> _Task 1_
Print the part of the KIP-304 discussion post starting at "Re: [DISCUSS] KIP-304: Connect" and ending at "initially proposed.".
> _Task 2_
Answer these questions about the KIP-304 discussion post:
(a) On what date was the message sent?
(b) What is the last of the three high-level challenges in the bulleted list?
(c) In the proposed rebalancing idea, who decides which rebalances are really required?

### Provided passage ###

Re: [DISCUSS] KIP-304: Connect runtime mode improvements for container platforms

Ewen Cheslack-Postava Mon, 21 May 2018 17:01:50 -0700

Hey all,

I think think this is a great discussion, and is helping to clarify the
real pain points as well as explore a few more options than just what was
initially proposed.

Stephane, I think why you're ending up in "grand redesign" state is because
you're highlighting (and the KIP's motivation section examples of pain
points) are actually a set of a couple of different high level challenges:

   - Impact of shared resources, especially rebalancing but also just
   shared process space/memory/etc
   - Kafka security credentials / shared client configs
   - How configs are specified in the two modes

I actually think there isn't much in the identified problems that are
unique to containers or k8s/mesos, that's just an environment you'll
commonly run into these challenges.

I want to cover each of these issues to see if we can improve them in a
more incremental way.

*Impact of shared resources, especially rebalancing but also just shared
process space/memory/etc*
There are 2 aspects to this. The first is rebalancing. There's actually
nothing that fundamentally requires every rebalance operation to be
stop-the-world. I've had some thoughts about allowing partial and
incremental rebalancing floating around for awhile. As Connect clusters are
growing larger, this is becoming increasingly important. I don't have a
full write up ready, but it's fixable by making a straightforward change
(and we planned for the ability to make changes like this, so it absolutely
should be possible to do and apply to existing clusters). The basic idea is
to change what starting a rebalance means for ownership of resources --
instead of assuming everything might be rearranged, you assume by default
that you will continue to own everything you currently do and continue
processing through the rebalance. The leader who handles assignment can
then decide what set of rebalances really are required and include that
info in the data it sends back. If any rebalancing is required, do a
subsequent round of rebalancing where you actually give up those resources
if they were assigned to you. This gives you a way to do partial rebalances
and only as needed. You can further extend this in a variety of ways, e.g.

### Dataset entries ###

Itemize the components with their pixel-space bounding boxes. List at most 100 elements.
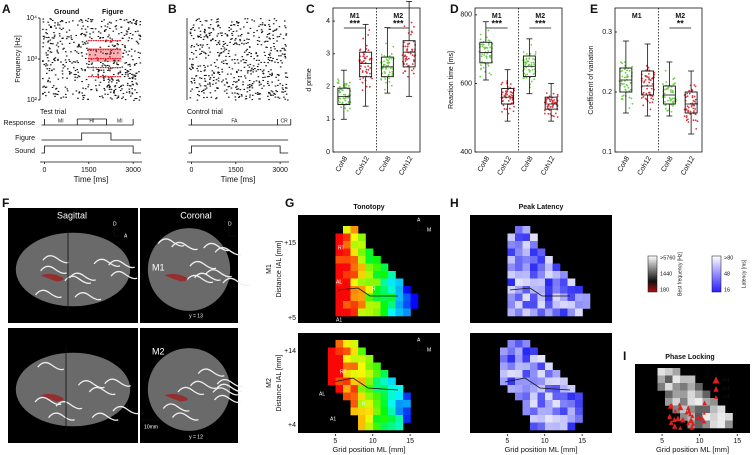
raster-dot bbox=[268, 33, 271, 35]
map-cell bbox=[530, 347, 538, 356]
map-cell bbox=[522, 377, 531, 386]
map-cell bbox=[725, 420, 733, 429]
raster-dot bbox=[62, 67, 65, 69]
map-cell bbox=[672, 390, 681, 399]
raster-dot bbox=[240, 60, 242, 62]
jitter-dot bbox=[410, 33, 412, 36]
map-cell bbox=[695, 398, 703, 406]
jitter-dot bbox=[404, 45, 407, 48]
map-cell bbox=[552, 286, 561, 294]
raster-dot bbox=[84, 88, 87, 90]
map-cell bbox=[515, 256, 523, 264]
y-axis-label: Frequency [Hz] bbox=[15, 35, 22, 83]
raster-dot bbox=[55, 27, 57, 29]
raster-dot bbox=[135, 22, 138, 24]
jitter-dot bbox=[686, 95, 689, 98]
raster-dot bbox=[109, 70, 111, 72]
raster-dot bbox=[243, 26, 245, 28]
raster-dot bbox=[238, 79, 240, 81]
raster-dot bbox=[275, 29, 277, 31]
figure-dot bbox=[99, 76, 102, 78]
jitter-dot bbox=[368, 29, 371, 31]
raster-dot bbox=[126, 82, 129, 84]
raster-dot bbox=[253, 20, 256, 22]
map-cell bbox=[567, 422, 576, 431]
raster-dot bbox=[125, 91, 128, 93]
colorbar-tick: >80 bbox=[724, 255, 733, 261]
raster-dot bbox=[284, 49, 287, 51]
jitter-dot bbox=[663, 100, 666, 103]
raster-dot bbox=[203, 85, 206, 87]
raster-dot bbox=[190, 63, 193, 65]
raster-dot bbox=[248, 89, 251, 91]
raster-dot bbox=[205, 85, 207, 87]
raster-dot bbox=[91, 74, 94, 76]
raster-dot bbox=[256, 43, 259, 45]
raster-dot bbox=[62, 48, 64, 50]
y-axis-label: d prime bbox=[306, 68, 313, 91]
map-cell bbox=[373, 407, 381, 416]
map-cell bbox=[672, 368, 681, 376]
jitter-dot bbox=[410, 21, 413, 24]
raster-dot bbox=[53, 36, 56, 38]
map-cell bbox=[680, 405, 688, 414]
raster-dot bbox=[231, 92, 234, 94]
y-tick-label: 0.1 bbox=[602, 149, 612, 156]
raster-dot bbox=[44, 86, 47, 89]
raster-dot bbox=[239, 89, 242, 91]
jitter-dot bbox=[554, 112, 557, 115]
raster-dot bbox=[123, 19, 126, 21]
map-title: Phase Locking bbox=[665, 354, 714, 361]
raster-dot bbox=[57, 58, 59, 60]
raster-dot bbox=[42, 46, 44, 48]
map-cell bbox=[358, 415, 366, 423]
raster-dot bbox=[102, 36, 105, 39]
raster-dot bbox=[240, 76, 242, 78]
raster-dot bbox=[95, 49, 97, 51]
raster-dot bbox=[97, 31, 100, 33]
raster-dot bbox=[45, 63, 47, 65]
raster-dot bbox=[266, 40, 269, 42]
raster-dot bbox=[246, 91, 249, 93]
jitter-dot bbox=[406, 49, 408, 52]
raster-dot bbox=[65, 22, 67, 24]
raster-dot bbox=[103, 29, 106, 31]
x-tick-label: 15 bbox=[578, 438, 586, 445]
map-cell bbox=[343, 370, 351, 378]
raster-dot bbox=[261, 87, 263, 89]
raster-dot bbox=[272, 30, 274, 32]
raster-dot bbox=[249, 63, 252, 65]
raster-dot bbox=[129, 72, 131, 74]
y-axis-label: Distance IAL [mm] bbox=[276, 354, 283, 411]
raster-dot bbox=[281, 62, 284, 64]
sulcus bbox=[104, 378, 132, 387]
jitter-dot bbox=[343, 86, 346, 89]
sulcus bbox=[40, 265, 67, 275]
map-cell bbox=[702, 390, 711, 399]
raster-dot bbox=[135, 97, 138, 100]
map-cell bbox=[358, 278, 366, 287]
map-cell bbox=[695, 405, 703, 414]
raster-dot bbox=[189, 58, 191, 60]
raster-dot bbox=[138, 34, 140, 36]
raster-dot bbox=[213, 76, 215, 78]
raster-dot bbox=[90, 49, 92, 51]
raster-dot bbox=[207, 65, 209, 67]
jitter-dot bbox=[411, 50, 414, 53]
jitter-dot bbox=[620, 82, 623, 85]
jitter-dot bbox=[670, 110, 673, 113]
figure-dot bbox=[102, 76, 105, 78]
jitter-dot bbox=[693, 100, 696, 103]
jitter-dot bbox=[369, 67, 372, 69]
jitter-dot bbox=[693, 95, 696, 98]
jitter-dot bbox=[510, 93, 513, 96]
raster-dot bbox=[48, 68, 51, 70]
raster-dot bbox=[230, 73, 232, 75]
jitter-dot bbox=[630, 97, 633, 100]
raster-dot bbox=[123, 34, 126, 36]
raster-dot bbox=[224, 59, 227, 61]
map-cell bbox=[680, 375, 688, 384]
raster-dot bbox=[220, 48, 223, 50]
raster-dot bbox=[82, 25, 85, 27]
raster-dot bbox=[92, 69, 95, 71]
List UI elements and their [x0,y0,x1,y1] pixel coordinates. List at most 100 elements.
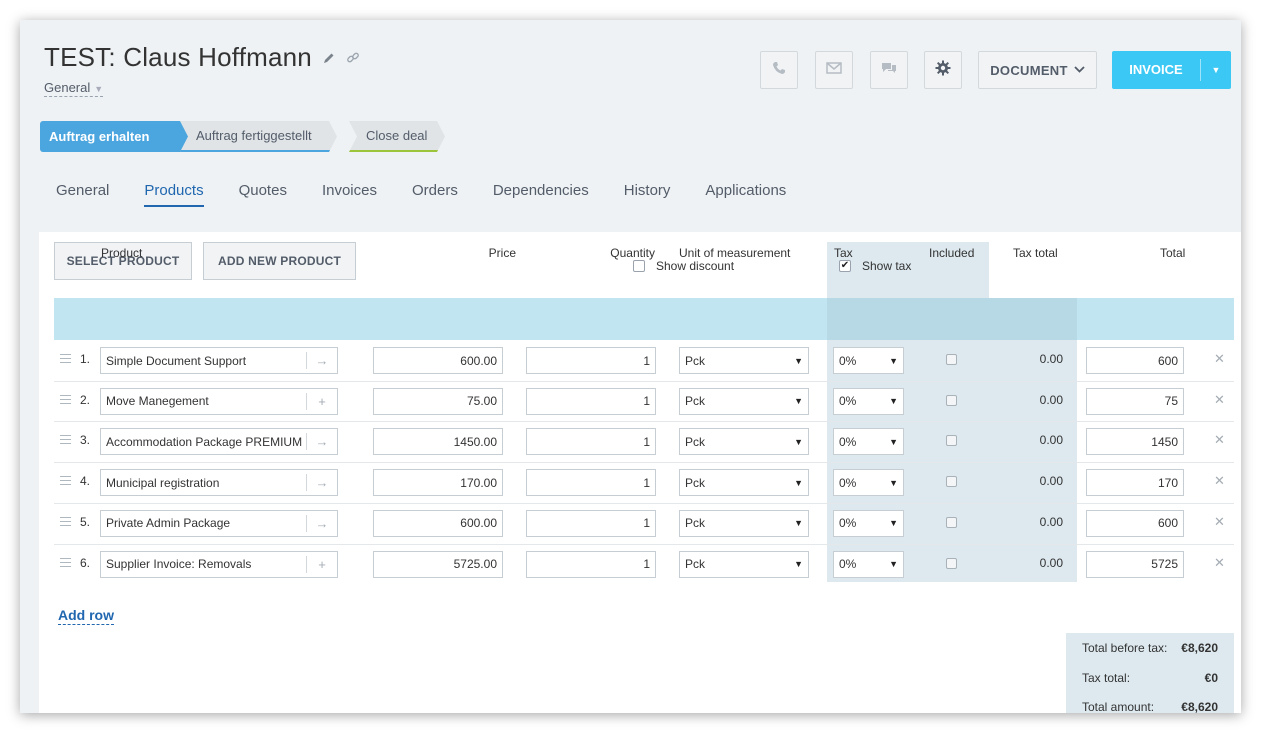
tab-orders[interactable]: Orders [411,182,458,199]
price-value: 1450.00 [453,434,497,449]
stage-close-deal[interactable]: Close deal [349,121,445,152]
tax-included-checkbox[interactable] [946,354,957,365]
tax-select[interactable]: 0% ▼ [833,550,904,578]
chat-button[interactable] [870,51,908,89]
tab-applications[interactable]: Applications [705,182,787,199]
add-row-link[interactable]: Add row [58,607,114,625]
product-name-field[interactable]: Supplier Invoice: Removals + [100,550,338,578]
add-new-product-button[interactable]: ADD NEW PRODUCT [203,242,356,280]
tax-select[interactable]: 0% ▼ [833,428,904,456]
row-number: 3. [80,433,91,448]
settings-button[interactable] [924,51,962,89]
arrow-right-icon[interactable]: → [306,433,337,451]
arrow-right-icon[interactable]: → [306,352,337,369]
tax-included-checkbox[interactable] [946,476,957,488]
pencil-icon[interactable] [322,51,336,65]
quantity-field[interactable]: 1 [526,509,656,537]
tab-general[interactable]: General [56,182,110,199]
show-tax-checkbox[interactable]: ✔ [839,260,851,272]
tab-history[interactable]: History [623,182,671,199]
tax-select[interactable]: 0% ▼ [833,469,904,497]
tax-included-checkbox[interactable] [946,557,957,569]
dropdown-arrow-icon: ▼ [794,477,803,488]
link-icon[interactable] [346,51,360,65]
price-field[interactable]: 600.00 [373,509,503,537]
email-button[interactable] [815,51,853,89]
invoice-button[interactable]: INVOICE ▼ [1112,51,1231,89]
table-row: 4. Municipal registration → 170.00 1 Pck ▼ 0% ▼ 0… [54,462,1234,503]
remove-row-icon[interactable]: ✕ [1214,554,1225,570]
remove-row-icon[interactable]: ✕ [1214,473,1225,489]
remove-row-icon[interactable]: ✕ [1214,391,1225,407]
price-field[interactable]: 600.00 [373,347,503,374]
show-tax-toggle[interactable]: ✔ Show tax [839,259,911,273]
stage-received[interactable]: Auftrag erhalten [40,121,195,152]
quantity-field[interactable]: 1 [526,428,656,456]
drag-handle-icon[interactable] [60,354,71,363]
product-name-field[interactable]: Private Admin Package → [100,509,338,537]
drag-handle-icon[interactable] [60,516,71,526]
title-row: TEST: Claus Hoffmann [44,42,360,73]
total-field[interactable]: 75 [1086,387,1184,415]
product-name-field[interactable]: Simple Document Support → [100,347,338,374]
drag-handle-icon[interactable] [60,394,71,404]
plus-icon[interactable]: + [306,555,337,573]
product-name-field[interactable]: Move Manegement + [100,387,338,415]
tax-select[interactable]: 0% ▼ [833,509,904,537]
drag-handle-icon[interactable] [60,557,71,567]
tax-included-checkbox[interactable] [946,516,957,528]
document-button[interactable]: DOCUMENT [978,51,1097,89]
tab-products[interactable]: Products [144,182,204,207]
product-name-field[interactable]: Municipal registration → [100,469,338,497]
tab-dependencies[interactable]: Dependencies [492,182,589,199]
drag-handle-icon[interactable] [60,476,71,486]
category-selector[interactable]: General ▼ [44,80,104,97]
quantity-field[interactable]: 1 [526,469,656,497]
tax-included-checkbox[interactable] [946,394,957,406]
total-field[interactable]: 600 [1086,509,1184,537]
quantity-field[interactable]: 1 [526,387,656,415]
unit-select[interactable]: Pck ▼ [679,428,809,456]
quantity-field[interactable]: 1 [526,550,656,578]
price-field[interactable]: 75.00 [373,387,503,415]
show-discount-toggle[interactable]: Show discount [633,259,734,273]
tax-select[interactable]: 0% ▼ [833,387,904,415]
select-product-button[interactable]: SELECT PRODUCT [54,242,192,280]
total-value: 1450 [1151,434,1178,449]
quantity-value: 1 [643,353,650,368]
unit-select[interactable]: Pck ▼ [679,509,809,537]
quantity-field[interactable]: 1 [526,347,656,374]
plus-icon[interactable]: + [306,392,337,410]
unit-select[interactable]: Pck ▼ [679,469,809,497]
show-discount-checkbox[interactable] [633,260,645,272]
call-button[interactable] [760,51,798,89]
tab-quotes[interactable]: Quotes [238,182,287,199]
tax-select[interactable]: 0% ▼ [833,347,904,374]
price-field[interactable]: 1450.00 [373,428,503,456]
unit-select[interactable]: Pck ▼ [679,387,809,415]
tax-included-checkbox[interactable] [946,435,957,447]
product-name-field[interactable]: Accommodation Package PREMIUM → [100,428,338,456]
stage-completed[interactable]: Auftrag fertiggestellt [180,121,337,152]
invoice-dropdown-icon[interactable]: ▼ [1211,65,1221,75]
unit-select[interactable]: Pck ▼ [679,347,809,374]
tax-value: 0% [839,557,857,571]
price-field[interactable]: 5725.00 [373,550,503,578]
price-value: 600.00 [460,353,497,368]
product-name: Municipal registration [106,475,220,490]
price-value: 170.00 [460,475,497,490]
remove-row-icon[interactable]: ✕ [1214,351,1225,366]
column-header-quantity: Quantity [610,246,655,260]
remove-row-icon[interactable]: ✕ [1214,513,1225,529]
total-field[interactable]: 5725 [1086,550,1184,578]
total-field[interactable]: 1450 [1086,428,1184,456]
arrow-right-icon[interactable]: → [306,514,337,532]
drag-handle-icon[interactable] [60,435,71,445]
unit-select[interactable]: Pck ▼ [679,550,809,578]
tab-invoices[interactable]: Invoices [321,182,377,199]
total-field[interactable]: 170 [1086,469,1184,497]
remove-row-icon[interactable]: ✕ [1214,432,1225,448]
total-field[interactable]: 600 [1086,347,1184,374]
price-field[interactable]: 170.00 [373,469,503,497]
arrow-right-icon[interactable]: → [306,474,337,492]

###

> _Full output 1_
Re: [DISCUSS] KIP-304: Connect runtime mode improvements for container platforms

Ewen Cheslack-Postava Mon, 21 May 2018 17:01:50 -0700

Hey all,

I think think this is a great discussion, and is helping to clarify the
real pain points as well as explore a few more options than just what was
initially proposed.

> _Full output 2_
(a) Monday, May 21, 2018
(b) How configs are specified in the two modes
(c) The leader who handles assignment